EXERCISE INPUT:
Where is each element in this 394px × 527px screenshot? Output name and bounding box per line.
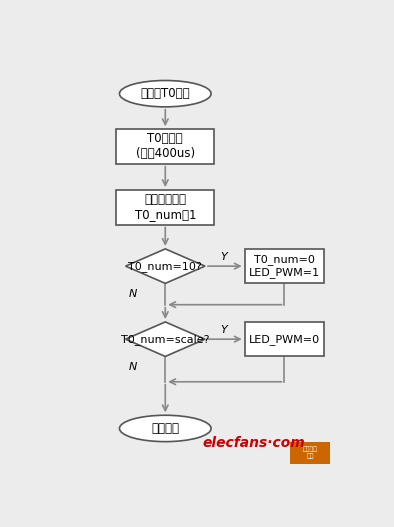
Text: Y: Y <box>220 325 227 335</box>
Text: N: N <box>128 362 137 372</box>
Bar <box>245 249 324 284</box>
Bar <box>290 442 330 464</box>
Text: N: N <box>128 288 137 298</box>
Polygon shape <box>126 322 205 356</box>
Text: elecfans·com: elecfans·com <box>203 436 305 450</box>
Text: T0_num=scale?: T0_num=scale? <box>121 334 210 345</box>
Text: T0_num=0
LED_PWM=1: T0_num=0 LED_PWM=1 <box>249 255 320 278</box>
Text: 定时器T0中断: 定时器T0中断 <box>141 87 190 100</box>
Bar <box>117 190 214 225</box>
Text: 定时中断次数
T0_num加1: 定时中断次数 T0_num加1 <box>134 193 196 221</box>
Ellipse shape <box>119 81 211 107</box>
Polygon shape <box>126 249 205 284</box>
Ellipse shape <box>119 415 211 442</box>
Text: LED_PWM=0: LED_PWM=0 <box>249 334 320 345</box>
Bar <box>117 129 214 164</box>
Text: Y: Y <box>220 252 227 262</box>
Text: T0赋初值
(定时400us): T0赋初值 (定时400us) <box>136 132 195 160</box>
Text: 中断返回: 中断返回 <box>151 422 179 435</box>
Text: T0_num=10?: T0_num=10? <box>128 261 202 271</box>
Text: 电子工程
世界: 电子工程 世界 <box>303 447 318 459</box>
Bar <box>245 322 324 356</box>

SET TASK: Copy the lines above verbatim, omitting the picture.

EXERCISE RESPONSE:
Where is each element in this 394px × 527px screenshot? Output name and bounding box per line.
Text: Y: Y <box>220 325 227 335</box>
Text: N: N <box>128 362 137 372</box>
Bar <box>245 249 324 284</box>
Bar <box>290 442 330 464</box>
Text: N: N <box>128 288 137 298</box>
Polygon shape <box>126 322 205 356</box>
Text: elecfans·com: elecfans·com <box>203 436 305 450</box>
Text: T0_num=scale?: T0_num=scale? <box>121 334 210 345</box>
Text: T0_num=0
LED_PWM=1: T0_num=0 LED_PWM=1 <box>249 255 320 278</box>
Text: 定时器T0中断: 定时器T0中断 <box>141 87 190 100</box>
Bar <box>117 190 214 225</box>
Text: 定时中断次数
T0_num加1: 定时中断次数 T0_num加1 <box>134 193 196 221</box>
Ellipse shape <box>119 81 211 107</box>
Polygon shape <box>126 249 205 284</box>
Ellipse shape <box>119 415 211 442</box>
Text: LED_PWM=0: LED_PWM=0 <box>249 334 320 345</box>
Bar <box>117 129 214 164</box>
Text: Y: Y <box>220 252 227 262</box>
Text: T0赋初值
(定时400us): T0赋初值 (定时400us) <box>136 132 195 160</box>
Text: 中断返回: 中断返回 <box>151 422 179 435</box>
Text: T0_num=10?: T0_num=10? <box>128 261 202 271</box>
Text: 电子工程
世界: 电子工程 世界 <box>303 447 318 459</box>
Bar <box>245 322 324 356</box>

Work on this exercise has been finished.